> [What you will do]
1. In the explanation of Go's URL.RawPath field, reproduce the passage from "and don't rely" to "of URL paths.".
2. According to the explanation of Go's URL.RawPath field, which method should you always use when you need the escaped path?

> [Selected excerpt]
━━━━━━━━━━━━━━━━━━━━━━━━━━━━━━
Note that URL.RawPath
is not the raw (escaped) path. It may be, but not always. It's just a hint. Its doc says:
RawPath string // encoded path hint (Go 1.5 and later only; see EscapedPath method)
So when you need the escaped path, always use URL.EscapedPath()
and don't rely on the URL.RawPath
field. Doc of URL.EscapedPath()
says:
EscapedPath returns u.RawPath when it is a valid escaping of u.Path.
This is your case. A raw path is invalid if it contains bytes that need escaping during URL encoding. Your path is such an example because it contains %25
which is the URL escaped text of the percent symbol itself '%'
, and percent symbols need to be escaped if part of URL paths.
Your first example contained %2f
which is the URL escaped text of the slash'/'
which if present in a path does not need to be escaped ('/'
is a valid character in paths and is treated as a separator).
See this example:
u, err = url.Parse("https://example.com/foo%25fbar?q=morefoo%25bar")
if err != nil {
log.Fatal(err)
}
fmt.Println("Path: ", u.Path)
fmt.Println("RawPath: ", u.RawPath)
fmt.Println("EscapedPath:", u.EscapedPath())
fmt.Println("RawQuery: ", u.RawQuery)
fmt.Println("String: ", u.String())
Output (try it on the Go Playground):
Path: /foo%fbar
RawPath:
EscapedPath: /foo%25fbar
RawQuery: q=morefoo%25bar
String: https://example.com/foo%25fbar?q=morefoo%25bar
RawPath
is the empty string (because "/foo%25fbar"
is an invalid escaped path), but EscapedPath()
returns you the original escaped path.
━━━━━━━━━━━━━━━━━━━━━━━━━━━━━━
> [Provided records]
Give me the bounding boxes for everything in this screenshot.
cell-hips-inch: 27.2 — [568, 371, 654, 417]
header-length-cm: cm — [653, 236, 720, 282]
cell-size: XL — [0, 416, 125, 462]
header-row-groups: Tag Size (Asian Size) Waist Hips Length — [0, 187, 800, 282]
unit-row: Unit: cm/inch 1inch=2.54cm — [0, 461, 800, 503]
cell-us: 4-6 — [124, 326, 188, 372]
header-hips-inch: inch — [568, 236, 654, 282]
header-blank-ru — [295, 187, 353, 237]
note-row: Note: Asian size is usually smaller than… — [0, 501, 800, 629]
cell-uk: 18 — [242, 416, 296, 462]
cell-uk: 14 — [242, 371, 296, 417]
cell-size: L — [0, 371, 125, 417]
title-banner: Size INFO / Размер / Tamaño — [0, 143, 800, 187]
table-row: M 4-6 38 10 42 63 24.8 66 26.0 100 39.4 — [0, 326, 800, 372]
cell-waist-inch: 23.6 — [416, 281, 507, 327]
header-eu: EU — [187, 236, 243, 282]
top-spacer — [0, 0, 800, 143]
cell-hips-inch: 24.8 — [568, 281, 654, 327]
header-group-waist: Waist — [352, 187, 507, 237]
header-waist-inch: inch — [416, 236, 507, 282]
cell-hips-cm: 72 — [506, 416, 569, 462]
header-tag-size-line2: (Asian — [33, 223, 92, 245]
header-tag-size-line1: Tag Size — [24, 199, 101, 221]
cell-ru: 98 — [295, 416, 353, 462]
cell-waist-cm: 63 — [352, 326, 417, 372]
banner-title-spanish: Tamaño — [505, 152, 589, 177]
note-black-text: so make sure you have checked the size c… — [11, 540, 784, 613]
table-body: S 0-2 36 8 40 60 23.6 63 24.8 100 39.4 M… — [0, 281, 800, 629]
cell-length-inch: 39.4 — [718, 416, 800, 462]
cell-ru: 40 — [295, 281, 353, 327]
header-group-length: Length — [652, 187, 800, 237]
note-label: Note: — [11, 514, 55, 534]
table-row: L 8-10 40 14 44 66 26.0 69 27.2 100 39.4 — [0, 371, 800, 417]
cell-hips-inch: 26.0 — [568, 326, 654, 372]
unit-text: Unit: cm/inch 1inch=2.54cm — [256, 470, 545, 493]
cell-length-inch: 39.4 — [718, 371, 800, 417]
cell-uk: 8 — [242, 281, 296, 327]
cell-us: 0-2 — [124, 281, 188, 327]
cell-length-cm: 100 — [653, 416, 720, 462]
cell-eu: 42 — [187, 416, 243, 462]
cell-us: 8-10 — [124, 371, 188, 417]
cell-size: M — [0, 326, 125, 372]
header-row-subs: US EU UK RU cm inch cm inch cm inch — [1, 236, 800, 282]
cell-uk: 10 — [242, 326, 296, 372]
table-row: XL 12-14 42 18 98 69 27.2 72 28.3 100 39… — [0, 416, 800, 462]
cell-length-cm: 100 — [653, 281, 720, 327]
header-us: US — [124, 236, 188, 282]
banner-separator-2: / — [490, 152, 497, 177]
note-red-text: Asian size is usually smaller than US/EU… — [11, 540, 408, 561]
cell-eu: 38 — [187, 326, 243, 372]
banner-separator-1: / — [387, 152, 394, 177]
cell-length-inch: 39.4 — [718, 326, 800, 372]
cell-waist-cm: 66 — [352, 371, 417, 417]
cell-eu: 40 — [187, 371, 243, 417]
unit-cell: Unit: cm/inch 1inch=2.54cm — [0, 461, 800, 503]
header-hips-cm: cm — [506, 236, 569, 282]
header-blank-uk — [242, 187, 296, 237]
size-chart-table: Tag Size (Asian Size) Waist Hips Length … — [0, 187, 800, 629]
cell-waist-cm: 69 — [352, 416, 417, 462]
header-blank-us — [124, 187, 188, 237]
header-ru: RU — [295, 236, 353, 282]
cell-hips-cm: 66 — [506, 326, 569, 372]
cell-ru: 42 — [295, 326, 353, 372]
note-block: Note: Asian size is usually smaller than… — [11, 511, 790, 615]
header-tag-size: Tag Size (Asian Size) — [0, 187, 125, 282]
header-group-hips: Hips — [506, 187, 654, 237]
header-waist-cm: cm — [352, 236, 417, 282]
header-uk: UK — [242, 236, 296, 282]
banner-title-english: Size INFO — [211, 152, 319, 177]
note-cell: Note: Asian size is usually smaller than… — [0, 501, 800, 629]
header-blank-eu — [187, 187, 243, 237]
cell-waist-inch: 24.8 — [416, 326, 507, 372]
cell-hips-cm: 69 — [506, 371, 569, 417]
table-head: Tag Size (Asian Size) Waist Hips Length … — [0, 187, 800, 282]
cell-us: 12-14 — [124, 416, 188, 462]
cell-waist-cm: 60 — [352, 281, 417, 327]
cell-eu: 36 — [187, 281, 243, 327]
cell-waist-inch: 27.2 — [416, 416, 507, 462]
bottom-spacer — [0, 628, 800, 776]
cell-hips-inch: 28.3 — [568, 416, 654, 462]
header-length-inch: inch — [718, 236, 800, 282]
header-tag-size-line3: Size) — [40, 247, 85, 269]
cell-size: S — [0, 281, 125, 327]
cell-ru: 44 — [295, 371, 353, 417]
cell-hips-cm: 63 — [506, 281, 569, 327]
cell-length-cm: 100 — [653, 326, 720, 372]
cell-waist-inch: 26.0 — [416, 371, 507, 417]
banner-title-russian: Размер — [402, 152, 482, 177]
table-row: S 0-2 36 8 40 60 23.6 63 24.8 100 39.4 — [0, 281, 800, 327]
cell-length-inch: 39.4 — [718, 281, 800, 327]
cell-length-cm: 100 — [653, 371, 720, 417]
━━━━━━━━━━━━━━━━━━━━━━━━━━━━━━
> [Answers for each item]
1.
and don't rely on the URL.RawPath
field. Doc of URL.EscapedPath()
says:
EscapedPath returns u.RawPath when it is a valid escaping of u.Path.
This is your case. A raw path is invalid if it contains bytes that need escaping during URL encoding. Your path is such an example because it contains %25
which is the URL escaped text of the percent symbol itself '%'
, and percent symbols need to be escaped if part of URL paths.

2. URL.EscapedPath()